● **Exercise input**:

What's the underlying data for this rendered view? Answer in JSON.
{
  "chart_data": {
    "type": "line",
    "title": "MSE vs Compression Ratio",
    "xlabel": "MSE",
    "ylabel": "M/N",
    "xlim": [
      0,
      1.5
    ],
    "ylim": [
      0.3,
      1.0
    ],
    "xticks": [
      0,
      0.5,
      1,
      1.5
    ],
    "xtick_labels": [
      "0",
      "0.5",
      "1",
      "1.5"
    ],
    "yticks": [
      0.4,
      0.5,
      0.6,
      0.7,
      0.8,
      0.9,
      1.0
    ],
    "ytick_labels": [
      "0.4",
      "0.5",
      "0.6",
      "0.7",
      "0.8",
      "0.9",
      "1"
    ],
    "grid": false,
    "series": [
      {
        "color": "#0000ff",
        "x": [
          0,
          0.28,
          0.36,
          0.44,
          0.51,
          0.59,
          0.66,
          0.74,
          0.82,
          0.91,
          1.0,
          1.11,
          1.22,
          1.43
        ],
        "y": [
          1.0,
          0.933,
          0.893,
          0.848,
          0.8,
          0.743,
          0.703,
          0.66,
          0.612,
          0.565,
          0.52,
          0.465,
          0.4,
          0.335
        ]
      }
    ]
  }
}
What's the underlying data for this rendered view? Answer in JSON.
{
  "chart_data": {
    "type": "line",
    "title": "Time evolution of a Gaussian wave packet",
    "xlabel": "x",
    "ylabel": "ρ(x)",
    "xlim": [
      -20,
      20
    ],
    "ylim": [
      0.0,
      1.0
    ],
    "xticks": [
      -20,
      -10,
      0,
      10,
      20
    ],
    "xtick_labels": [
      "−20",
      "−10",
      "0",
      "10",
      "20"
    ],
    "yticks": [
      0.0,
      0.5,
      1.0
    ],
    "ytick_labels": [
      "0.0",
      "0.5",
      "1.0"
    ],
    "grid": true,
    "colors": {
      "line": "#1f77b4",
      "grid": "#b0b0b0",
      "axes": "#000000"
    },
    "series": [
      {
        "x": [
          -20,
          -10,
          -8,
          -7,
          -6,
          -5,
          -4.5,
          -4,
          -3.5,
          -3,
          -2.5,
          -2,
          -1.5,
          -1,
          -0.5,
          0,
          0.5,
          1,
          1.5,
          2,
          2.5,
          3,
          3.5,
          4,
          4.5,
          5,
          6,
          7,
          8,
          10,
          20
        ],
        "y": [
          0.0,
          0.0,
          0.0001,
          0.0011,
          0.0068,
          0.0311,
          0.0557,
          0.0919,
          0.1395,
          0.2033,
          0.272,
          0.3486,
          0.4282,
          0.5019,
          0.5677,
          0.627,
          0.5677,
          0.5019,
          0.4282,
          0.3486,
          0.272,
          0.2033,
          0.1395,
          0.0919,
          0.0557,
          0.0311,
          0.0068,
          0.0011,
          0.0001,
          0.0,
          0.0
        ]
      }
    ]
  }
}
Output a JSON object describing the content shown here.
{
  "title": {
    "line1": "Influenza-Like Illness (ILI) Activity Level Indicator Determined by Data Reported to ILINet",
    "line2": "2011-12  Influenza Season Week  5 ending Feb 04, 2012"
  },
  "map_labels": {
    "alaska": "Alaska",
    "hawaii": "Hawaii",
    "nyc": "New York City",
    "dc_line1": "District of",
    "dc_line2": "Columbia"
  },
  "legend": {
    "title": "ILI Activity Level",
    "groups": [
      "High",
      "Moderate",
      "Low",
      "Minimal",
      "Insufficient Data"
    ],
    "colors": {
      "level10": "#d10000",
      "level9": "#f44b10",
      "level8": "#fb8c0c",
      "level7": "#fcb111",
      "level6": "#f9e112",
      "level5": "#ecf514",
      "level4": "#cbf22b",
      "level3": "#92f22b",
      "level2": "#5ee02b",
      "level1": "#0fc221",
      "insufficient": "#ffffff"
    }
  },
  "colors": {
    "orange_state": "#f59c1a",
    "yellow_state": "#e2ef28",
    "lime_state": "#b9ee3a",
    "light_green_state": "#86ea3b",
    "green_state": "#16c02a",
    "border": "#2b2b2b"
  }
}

● **Required task**:
The lines above should be duplicated exactly.

● **Written solution**:
What's the underlying data for this rendered view? Answer in JSON.
{
  "chart_data": {
    "type": "line",
    "title": "MSE vs Compression Ratio",
    "xlabel": "MSE",
    "ylabel": "M/N",
    "xlim": [
      0,
      1.5
    ],
    "ylim": [
      0.3,
      1.0
    ],
    "xticks": [
      0,
      0.5,
      1,
      1.5
    ],
    "xtick_labels": [
      "0",
      "0.5",
      "1",
      "1.5"
    ],
    "yticks": [
      0.4,
      0.5,
      0.6,
      0.7,
      0.8,
      0.9,
      1.0
    ],
    "ytick_labels": [
      "0.4",
      "0.5",
      "0.6",
      "0.7",
      "0.8",
      "0.9",
      "1"
    ],
    "grid": false,
    "series": [
      {
        "color": "#0000ff",
        "x": [
          0,
          0.28,
          0.36,
          0.44,
          0.51,
          0.59,
          0.66,
          0.74,
          0.82,
          0.91,
          1.0,
          1.11,
          1.22,
          1.43
        ],
        "y": [
          1.0,
          0.933,
          0.893,
          0.848,
          0.8,
          0.743,
          0.703,
          0.66,
          0.612,
          0.565,
          0.52,
          0.465,
          0.4,
          0.335
        ]
      }
    ]
  }
}
What's the underlying data for this rendered view? Answer in JSON.
{
  "chart_data": {
    "type": "line",
    "title": "Time evolution of a Gaussian wave packet",
    "xlabel": "x",
    "ylabel": "ρ(x)",
    "xlim": [
      -20,
      20
    ],
    "ylim": [
      0.0,
      1.0
    ],
    "xticks": [
      -20,
      -10,
      0,
      10,
      20
    ],
    "xtick_labels": [
      "−20",
      "−10",
      "0",
      "10",
      "20"
    ],
    "yticks": [
      0.0,
      0.5,
      1.0
    ],
    "ytick_labels": [
      "0.0",
      "0.5",
      "1.0"
    ],
    "grid": true,
    "colors": {
      "line": "#1f77b4",
      "grid": "#b0b0b0",
      "axes": "#000000"
    },
    "series": [
      {
        "x": [
          -20,
          -10,
          -8,
          -7,
          -6,
          -5,
          -4.5,
          -4,
          -3.5,
          -3,
          -2.5,
          -2,
          -1.5,
          -1,
          -0.5,
          0,
          0.5,
          1,
          1.5,
          2,
          2.5,
          3,
          3.5,
          4,
          4.5,
          5,
          6,
          7,
          8,
          10,
          20
        ],
        "y": [
          0.0,
          0.0,
          0.0001,
          0.0011,
          0.0068,
          0.0311,
          0.0557,
          0.0919,
          0.1395,
          0.2033,
          0.272,
          0.3486,
          0.4282,
          0.5019,
          0.5677,
          0.627,
          0.5677,
          0.5019,
          0.4282,
          0.3486,
          0.272,
          0.2033,
          0.1395,
          0.0919,
          0.0557,
          0.0311,
          0.0068,
          0.0011,
          0.0001,
          0.0,
          0.0
        ]
      }
    ]
  }
}
Output a JSON object describing the content shown here.
{
  "title": {
    "line1": "Influenza-Like Illness (ILI) Activity Level Indicator Determined by Data Reported to ILINet",
    "line2": "2011-12  Influenza Season Week  5 ending Feb 04, 2012"
  },
  "map_labels": {
    "alaska": "Alaska",
    "hawaii": "Hawaii",
    "nyc": "New York City",
    "dc_line1": "District of",
    "dc_line2": "Columbia"
  },
  "legend": {
    "title": "ILI Activity Level",
    "groups": [
      "High",
      "Moderate",
      "Low",
      "Minimal",
      "Insufficient Data"
    ],
    "colors": {
      "level10": "#d10000",
      "level9": "#f44b10",
      "level8": "#fb8c0c",
      "level7": "#fcb111",
      "level6": "#f9e112",
      "level5": "#ecf514",
      "level4": "#cbf22b",
      "level3": "#92f22b",
      "level2": "#5ee02b",
      "level1": "#0fc221",
      "insufficient": "#ffffff"
    }
  },
  "colors": {
    "orange_state": "#f59c1a",
    "yellow_state": "#e2ef28",
    "lime_state": "#b9ee3a",
    "light_green_state": "#86ea3b",
    "green_state": "#16c02a",
    "border": "#2b2b2b"
  }
}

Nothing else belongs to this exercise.